Reproduce every line of the material below, but drop the pictures.

-- Start of Data for this task --

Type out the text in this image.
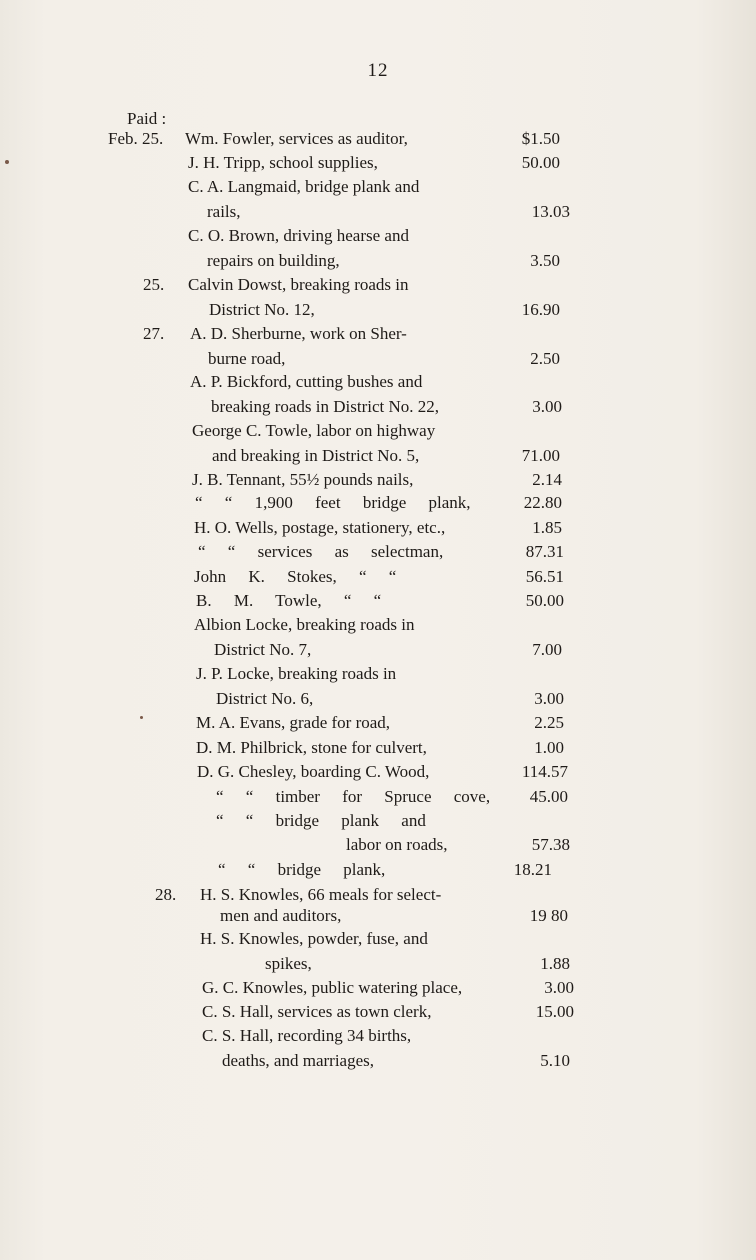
12
Paid :
Feb. 25. Wm. Fowler, services as auditor,	$1.50
J. H. Tripp, school supplies,	50.00
C. A. Langmaid, bridge plank and
rails,	13.03
C. O. Brown, driving hearse and
repairs on building,	3.50
25. Calvin Dowst, breaking roads in
District No. 12,	16.90
27. A. D. Sherburne, work on Sher-
burne road,	2.50
A. P. Bickford, cutting bushes and
breaking roads in District No. 22,	3.00
George C. Towle, labor on highway
and breaking in District No. 5,	71.00
J. B. Tennant, 55½ pounds nails,	2.14
“ “ 1,900 feet bridge plank,	22.80
H. O. Wells, postage, stationery, etc.,	1.85
“ “ services as selectman,	87.31
John K. Stokes, “ “	56.51
B. M. Towle, “ “	50.00
Albion Locke, breaking roads in
District No. 7,	7.00
J. P. Locke, breaking roads in
District No. 6,	3.00
M. A. Evans, grade for road,	2.25
D. M. Philbrick, stone for culvert,	1.00
D. G. Chesley, boarding C. Wood,	114.57
“ “ timber for Spruce cove,	45.00
“ “ bridge plank and
labor on roads,	57.38
“ “ bridge plank,	18.21
28. H. S. Knowles, 66 meals for select-
men and auditors,	19 80
H. S. Knowles, powder, fuse, and
spikes,	1.88
G. C. Knowles, public watering place,	3.00
C. S. Hall, services as town clerk,	15.00
C. S. Hall, recording 34 births,
deaths, and marriages,	5.10
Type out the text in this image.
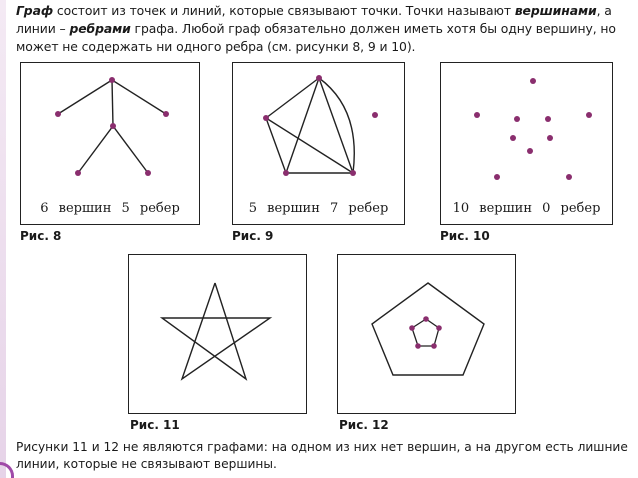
Граф состоит из точек и линий, которые связывают точки. Точки называют вершинами, а линии – ребрами графа. Любой граф обязательно должен иметь хотя бы одну вершину, но может не содержать ни одного ребра (см. рисунки 8, 9 и 10).
6 вершин 5 ребер
Рис. 8
5 вершин 7 ребер
Рис. 9
10 вершин 0 ребер
Рис. 10
Рис. 11	Рис. 12
Рисунки 11 и 12 не являются графами: на одном из них нет вершин, а на другом есть лишние линии, которые не связывают вершины.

-- End of Data for this task --

Correct response:
Type out the text in this image.
12
Paid :
Feb. 25. Wm. Fowler, services as auditor,	$1.50
J. H. Tripp, school supplies,	50.00
C. A. Langmaid, bridge plank and
rails,	13.03
C. O. Brown, driving hearse and
repairs on building,	3.50
25. Calvin Dowst, breaking roads in
District No. 12,	16.90
27. A. D. Sherburne, work on Sher-
burne road,	2.50
A. P. Bickford, cutting bushes and
breaking roads in District No. 22,	3.00
George C. Towle, labor on highway
and breaking in District No. 5,	71.00
J. B. Tennant, 55½ pounds nails,	2.14
“ “ 1,900 feet bridge plank,	22.80
H. O. Wells, postage, stationery, etc.,	1.85
“ “ services as selectman,	87.31
John K. Stokes, “ “	56.51
B. M. Towle, “ “	50.00
Albion Locke, breaking roads in
District No. 7,	7.00
J. P. Locke, breaking roads in
District No. 6,	3.00
M. A. Evans, grade for road,	2.25
D. M. Philbrick, stone for culvert,	1.00
D. G. Chesley, boarding C. Wood,	114.57
“ “ timber for Spruce cove,	45.00
“ “ bridge plank and
labor on roads,	57.38
“ “ bridge plank,	18.21
28. H. S. Knowles, 66 meals for select-
men and auditors,	19 80
H. S. Knowles, powder, fuse, and
spikes,	1.88
G. C. Knowles, public watering place,	3.00
C. S. Hall, services as town clerk,	15.00
C. S. Hall, recording 34 births,
deaths, and marriages,	5.10
Type out the text in this image.
Граф состоит из точек и линий, которые связывают точки. Точки называют вершинами, а линии – ребрами графа. Любой граф обязательно должен иметь хотя бы одну вершину, но может не содержать ни одного ребра (см. рисунки 8, 9 и 10).
6 вершин 5 ребер
Рис. 8
5 вершин 7 ребер
Рис. 9
10 вершин 0 ребер
Рис. 10
Рис. 11	Рис. 12
Рисунки 11 и 12 не являются графами: на одном из них нет вершин, а на другом есть лишние линии, которые не связывают вершины.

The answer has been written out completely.